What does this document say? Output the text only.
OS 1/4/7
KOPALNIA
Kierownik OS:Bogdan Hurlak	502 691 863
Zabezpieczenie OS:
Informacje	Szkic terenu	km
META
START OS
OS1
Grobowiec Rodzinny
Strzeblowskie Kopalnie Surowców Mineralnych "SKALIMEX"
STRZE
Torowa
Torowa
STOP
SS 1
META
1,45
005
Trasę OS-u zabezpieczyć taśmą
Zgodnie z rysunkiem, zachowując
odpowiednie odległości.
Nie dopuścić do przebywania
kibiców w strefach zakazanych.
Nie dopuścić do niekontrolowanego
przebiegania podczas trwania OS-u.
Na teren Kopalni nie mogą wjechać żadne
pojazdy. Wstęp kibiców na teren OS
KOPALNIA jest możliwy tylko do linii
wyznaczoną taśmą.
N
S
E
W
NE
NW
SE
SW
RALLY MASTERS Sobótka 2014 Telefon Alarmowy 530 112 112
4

# # # # #

■ WHAT THE TASK ASKS: Type out the material again exactly as presented.

■ CORRECT ANSWER:
What does this document say? Output the text only.
OS 1/4/7
KOPALNIA
Kierownik OS:Bogdan Hurlak	502 691 863
Zabezpieczenie OS:
Informacje	Szkic terenu	km
META
START OS
OS1
Grobowiec Rodzinny
Strzeblowskie Kopalnie Surowców Mineralnych "SKALIMEX"
STRZE
Torowa
Torowa
STOP
SS 1
META
1,45
005
Trasę OS-u zabezpieczyć taśmą
Zgodnie z rysunkiem, zachowując
odpowiednie odległości.
Nie dopuścić do przebywania
kibiców w strefach zakazanych.
Nie dopuścić do niekontrolowanego
przebiegania podczas trwania OS-u.
Na teren Kopalni nie mogą wjechać żadne
pojazdy. Wstęp kibiców na teren OS
KOPALNIA jest możliwy tylko do linii
wyznaczoną taśmą.
N
S
E
W
NE
NW
SE
SW
RALLY MASTERS Sobótka 2014 Telefon Alarmowy 530 112 112
4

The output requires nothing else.